Objective: Would you copy out, character for character, the lines from the line with "row-note-ref bbox=[359, 540, 414, 564]" to the line with "row-value-current bbox=[414, 588, 533, 612]", both included, and nothing else?

--

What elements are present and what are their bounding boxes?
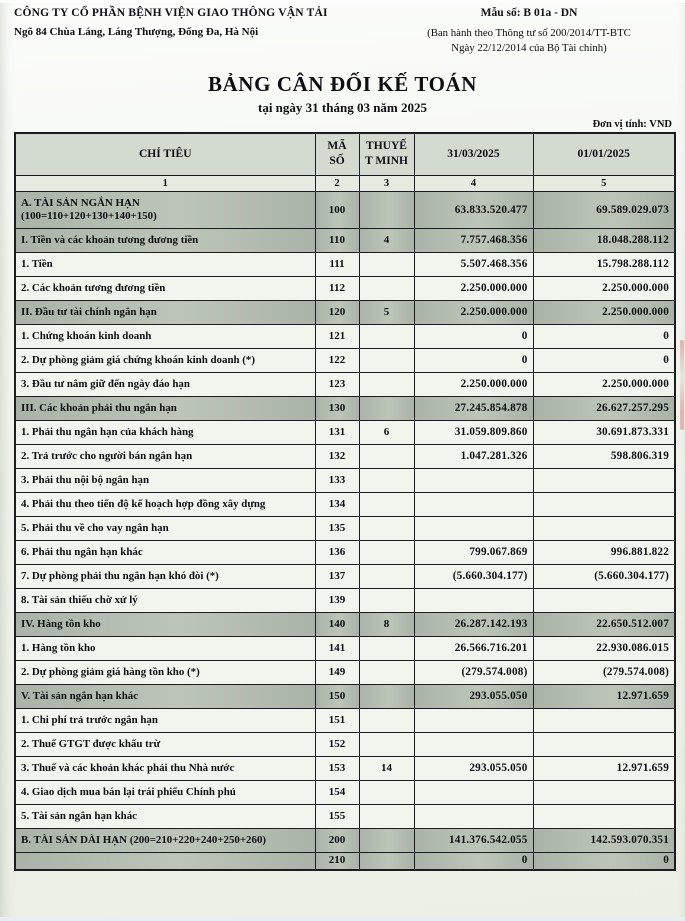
row-note-ref bbox=[359, 540, 414, 564]
row-value-opening: 0 bbox=[533, 852, 675, 870]
row-code: 121 bbox=[315, 324, 359, 348]
row-value-current: 141.376.542.055 bbox=[414, 828, 533, 852]
row-label: 7. Dự phòng phải thu ngắn hạn khó đòi (*) bbox=[15, 564, 315, 588]
row-value-current bbox=[414, 588, 533, 612]
row-value-current: 63.833.520.477 bbox=[414, 191, 533, 228]
row-value-opening: 0 bbox=[533, 324, 675, 348]
row-note-ref: 4 bbox=[359, 228, 414, 252]
row-label: 1. Chứng khoán kinh doanh bbox=[15, 324, 315, 348]
balance-sheet-table bbox=[14, 132, 676, 871]
row-value-current: 1.047.281.326 bbox=[414, 444, 533, 468]
row-code: 200 bbox=[315, 828, 359, 852]
row-code: 110 bbox=[315, 228, 359, 252]
row-value-current bbox=[414, 804, 533, 828]
row-code: 136 bbox=[315, 540, 359, 564]
row-note-ref bbox=[359, 444, 414, 468]
row-label: 2. Trả trước cho người bán ngắn hạn bbox=[15, 444, 315, 468]
row-value-current: 2.250.000.000 bbox=[414, 372, 533, 396]
row-note-ref bbox=[359, 191, 414, 228]
row-label: 6. Phải thu ngắn hạn khác bbox=[15, 540, 315, 564]
row-value-current: 293.055.050 bbox=[414, 684, 533, 708]
row-label: V. Tài sản ngắn hạn khác bbox=[15, 684, 315, 708]
row-note-ref: 5 bbox=[359, 300, 414, 324]
row-note-ref: 6 bbox=[359, 420, 414, 444]
table-row bbox=[15, 420, 675, 444]
row-value-current: 0 bbox=[414, 852, 533, 870]
row-label: 5. Tài sản ngắn hạn khác bbox=[15, 804, 315, 828]
row-label: III. Các khoản phải thu ngắn hạn bbox=[15, 396, 315, 420]
row-label: 5. Phải thu về cho vay ngắn hạn bbox=[15, 516, 315, 540]
table-row bbox=[15, 324, 675, 348]
row-code: 100 bbox=[315, 191, 359, 228]
row-label: A. TÀI SẢN NGẮN HẠN (100=110+120+130+140+150) bbox=[15, 191, 315, 228]
row-value-current bbox=[414, 492, 533, 516]
row-note-ref bbox=[359, 660, 414, 684]
table-row bbox=[15, 252, 675, 276]
table-row bbox=[15, 636, 675, 660]
scan-edge-bottom bbox=[0, 917, 685, 921]
row-code: 131 bbox=[315, 420, 359, 444]
table-row bbox=[15, 852, 675, 870]
scan-edge-top bbox=[0, 0, 685, 3]
row-note-ref bbox=[359, 588, 414, 612]
table-row bbox=[15, 684, 675, 708]
row-value-opening bbox=[533, 588, 675, 612]
row-value-opening: 26.627.257.295 bbox=[533, 396, 675, 420]
row-code: 155 bbox=[315, 804, 359, 828]
company-name: CÔNG TY CỔ PHẦN BỆNH VIỆN GIAO THÔNG VẬN TẢI bbox=[14, 7, 328, 19]
currency-unit-note: Đơn vị tính: VND bbox=[592, 119, 672, 131]
row-value-current: 27.245.854.878 bbox=[414, 396, 533, 420]
column-header-4: 31/03/2025 bbox=[414, 133, 533, 175]
row-code: 150 bbox=[315, 684, 359, 708]
table-body bbox=[15, 191, 675, 870]
row-value-opening: 2.250.000.000 bbox=[533, 372, 675, 396]
row-note-ref bbox=[359, 324, 414, 348]
column-header-1: CHỈ TIÊU bbox=[15, 133, 315, 175]
row-note-ref bbox=[359, 468, 414, 492]
row-label: 3. Thuế và các khoản khác phải thu Nhà nước bbox=[15, 756, 315, 780]
row-code: 137 bbox=[315, 564, 359, 588]
row-value-opening: 15.798.288.112 bbox=[533, 252, 675, 276]
row-value-opening bbox=[533, 708, 675, 732]
row-value-opening: 996.881.822 bbox=[533, 540, 675, 564]
table-row bbox=[15, 732, 675, 756]
row-label: B. TÀI SẢN DÀI HẠN (200=210+220+240+250+260) bbox=[15, 828, 315, 852]
table-row bbox=[15, 492, 675, 516]
row-code: 111 bbox=[315, 252, 359, 276]
row-code: 139 bbox=[315, 588, 359, 612]
row-note-ref bbox=[359, 516, 414, 540]
row-label: 4. Phải thu theo tiến độ kế hoạch hợp đồng xây dựng bbox=[15, 492, 315, 516]
row-value-current bbox=[414, 708, 533, 732]
row-label: 2. Dự phòng giảm giá hàng tồn kho (*) bbox=[15, 660, 315, 684]
row-code: 122 bbox=[315, 348, 359, 372]
row-value-opening: (279.574.008) bbox=[533, 660, 675, 684]
row-value-opening: 2.250.000.000 bbox=[533, 300, 675, 324]
row-code: 151 bbox=[315, 708, 359, 732]
column-header-5: 01/01/2025 bbox=[533, 133, 675, 175]
row-label: 2. Thuế GTGT được khấu trừ bbox=[15, 732, 315, 756]
company-address: Ngõ 84 Chùa Láng, Láng Thượng, Đống Đa, Hà Nội bbox=[14, 26, 259, 38]
row-code: 141 bbox=[315, 636, 359, 660]
row-note-ref bbox=[359, 564, 414, 588]
row-code: 154 bbox=[315, 780, 359, 804]
row-value-opening: 22.930.086.015 bbox=[533, 636, 675, 660]
row-value-opening: 142.593.070.351 bbox=[533, 828, 675, 852]
row-value-current bbox=[414, 780, 533, 804]
column-number-row bbox=[15, 175, 675, 191]
column-number-1: 1 bbox=[15, 175, 315, 191]
row-note-ref bbox=[359, 348, 414, 372]
table-row bbox=[15, 228, 675, 252]
row-label: I. Tiền và các khoản tương đương tiền bbox=[15, 228, 315, 252]
row-code: 152 bbox=[315, 732, 359, 756]
row-note-ref bbox=[359, 852, 414, 870]
row-value-current: (279.574.008) bbox=[414, 660, 533, 684]
row-value-current bbox=[414, 468, 533, 492]
row-code: 210 bbox=[315, 852, 359, 870]
table-head bbox=[15, 133, 675, 191]
row-label: 3. Phải thu nội bộ ngắn hạn bbox=[15, 468, 315, 492]
table-row bbox=[15, 588, 675, 612]
row-code: 153 bbox=[315, 756, 359, 780]
row-note-ref bbox=[359, 684, 414, 708]
row-label: 3. Đầu tư nắm giữ đến ngày đáo hạn bbox=[15, 372, 315, 396]
table-row bbox=[15, 348, 675, 372]
row-value-opening: (5.660.304.177) bbox=[533, 564, 675, 588]
row-label: 2. Các khoản tương đương tiền bbox=[15, 276, 315, 300]
row-code: 140 bbox=[315, 612, 359, 636]
row-value-opening bbox=[533, 468, 675, 492]
row-note-ref bbox=[359, 780, 414, 804]
row-value-current: 7.757.468.356 bbox=[414, 228, 533, 252]
row-value-opening bbox=[533, 780, 675, 804]
row-value-opening bbox=[533, 492, 675, 516]
row-value-current: 0 bbox=[414, 348, 533, 372]
row-code: 149 bbox=[315, 660, 359, 684]
row-value-opening bbox=[533, 732, 675, 756]
row-note-ref bbox=[359, 636, 414, 660]
row-note-ref: 8 bbox=[359, 612, 414, 636]
report-date: tại ngày 31 tháng 03 năm 2025 bbox=[257, 100, 428, 116]
row-label bbox=[15, 852, 315, 870]
row-code: 112 bbox=[315, 276, 359, 300]
table-row bbox=[15, 612, 675, 636]
row-note-ref bbox=[359, 804, 414, 828]
table-row bbox=[15, 828, 675, 852]
row-value-opening bbox=[533, 804, 675, 828]
row-label: 1. Phải thu ngắn hạn của khách hàng bbox=[15, 420, 315, 444]
row-code: 123 bbox=[315, 372, 359, 396]
row-value-current: 799.067.869 bbox=[414, 540, 533, 564]
row-note-ref bbox=[359, 396, 414, 420]
table-row bbox=[15, 564, 675, 588]
table-row bbox=[15, 396, 675, 420]
row-value-current: 0 bbox=[414, 324, 533, 348]
row-value-opening: 12.971.659 bbox=[533, 684, 675, 708]
row-value-current: 2.250.000.000 bbox=[414, 276, 533, 300]
row-note-ref: 14 bbox=[359, 756, 414, 780]
table-row bbox=[15, 276, 675, 300]
row-note-ref bbox=[359, 492, 414, 516]
row-value-opening: 12.971.659 bbox=[533, 756, 675, 780]
company-block bbox=[14, 7, 328, 38]
issued-note-line2: Ngày 22/12/2014 của Bộ Tài chính) bbox=[451, 41, 607, 54]
document-header bbox=[0, 0, 685, 55]
column-header-3: THUYẾ T MINH bbox=[359, 133, 414, 175]
row-value-current: (5.660.304.177) bbox=[414, 564, 533, 588]
row-value-opening bbox=[533, 516, 675, 540]
row-value-opening: 2.250.000.000 bbox=[533, 276, 675, 300]
row-value-opening: 0 bbox=[533, 348, 675, 372]
table-row bbox=[15, 444, 675, 468]
row-note-ref bbox=[359, 372, 414, 396]
row-code: 133 bbox=[315, 468, 359, 492]
row-value-current: 293.055.050 bbox=[414, 756, 533, 780]
row-label: 1. Chi phí trả trước ngắn hạn bbox=[15, 708, 315, 732]
row-code: 134 bbox=[315, 492, 359, 516]
row-note-ref bbox=[359, 252, 414, 276]
column-number-3: 3 bbox=[359, 175, 414, 191]
table-row bbox=[15, 540, 675, 564]
row-label: 1. Tiền bbox=[15, 252, 315, 276]
form-block bbox=[379, 7, 679, 55]
row-value-current: 2.250.000.000 bbox=[414, 300, 533, 324]
row-value-opening: 30.691.873.331 bbox=[533, 420, 675, 444]
row-note-ref bbox=[359, 708, 414, 732]
row-value-current: 26.566.716.201 bbox=[414, 636, 533, 660]
row-code: 120 bbox=[315, 300, 359, 324]
table-row bbox=[15, 708, 675, 732]
table-row bbox=[15, 191, 675, 228]
table-row bbox=[15, 660, 675, 684]
column-header-row bbox=[15, 133, 675, 175]
table-row bbox=[15, 756, 675, 780]
table-row bbox=[15, 372, 675, 396]
row-label: IV. Hàng tồn kho bbox=[15, 612, 315, 636]
row-value-opening: 22.650.512.007 bbox=[533, 612, 675, 636]
column-header-2: MÃ SỐ bbox=[315, 133, 359, 175]
row-value-current: 5.507.468.356 bbox=[414, 252, 533, 276]
row-value-opening: 69.589.029.073 bbox=[533, 191, 675, 228]
row-label: 1. Hàng tồn kho bbox=[15, 636, 315, 660]
row-code: 132 bbox=[315, 444, 359, 468]
column-number-2: 2 bbox=[315, 175, 359, 191]
row-value-opening: 598.806.319 bbox=[533, 444, 675, 468]
row-value-current: 26.287.142.193 bbox=[414, 612, 533, 636]
table-row bbox=[15, 300, 675, 324]
row-note-ref bbox=[359, 276, 414, 300]
form-number: Mẫu số: B 01a - DN bbox=[480, 7, 578, 19]
issued-note-line1: (Ban hành theo Thông tư số 200/2014/TT-BTC bbox=[427, 27, 631, 39]
report-title: BẢNG CÂN ĐỐI KẾ TOÁN bbox=[207, 72, 478, 97]
table-row bbox=[15, 468, 675, 492]
table-row bbox=[15, 780, 675, 804]
row-value-opening: 18.048.288.112 bbox=[533, 228, 675, 252]
row-label: 2. Dự phòng giảm giá chứng khoán kinh doanh (*) bbox=[15, 348, 315, 372]
row-code: 130 bbox=[315, 396, 359, 420]
scan-artifact-red-mark bbox=[680, 340, 684, 430]
column-number-4: 4 bbox=[414, 175, 533, 191]
row-value-current bbox=[414, 732, 533, 756]
row-note-ref bbox=[359, 828, 414, 852]
row-label: 4. Giao dịch mua bán lại trái phiếu Chính phủ bbox=[15, 780, 315, 804]
row-label: II. Đầu tư tài chính ngắn hạn bbox=[15, 300, 315, 324]
row-value-current: 31.059.809.860 bbox=[414, 420, 533, 444]
table-row bbox=[15, 804, 675, 828]
row-code: 135 bbox=[315, 516, 359, 540]
table-row bbox=[15, 516, 675, 540]
row-note-ref bbox=[359, 732, 414, 756]
row-value-current bbox=[414, 516, 533, 540]
column-number-5: 5 bbox=[533, 175, 675, 191]
row-label: 8. Tài sản thiếu chờ xử lý bbox=[15, 588, 315, 612]
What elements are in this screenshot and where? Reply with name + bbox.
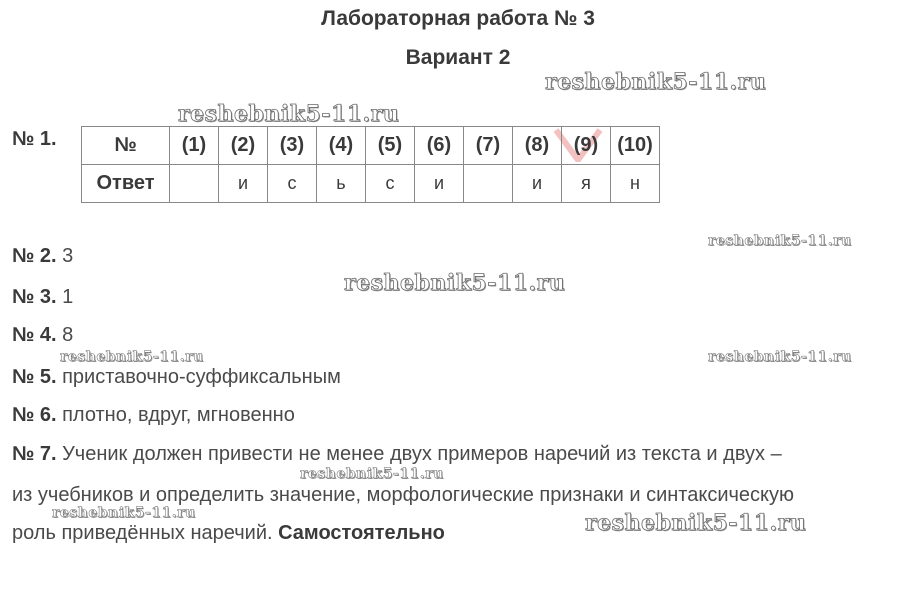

--

The answer:
row-note-ref bbox=[359, 540, 414, 564]
row-value-opening: 0 bbox=[533, 852, 675, 870]
row-code: 121 bbox=[315, 324, 359, 348]
row-value-current: 141.376.542.055 bbox=[414, 828, 533, 852]
row-label: 7. Dự phòng phải thu ngắn hạn khó đòi (*) bbox=[15, 564, 315, 588]
row-value-current bbox=[414, 588, 533, 612]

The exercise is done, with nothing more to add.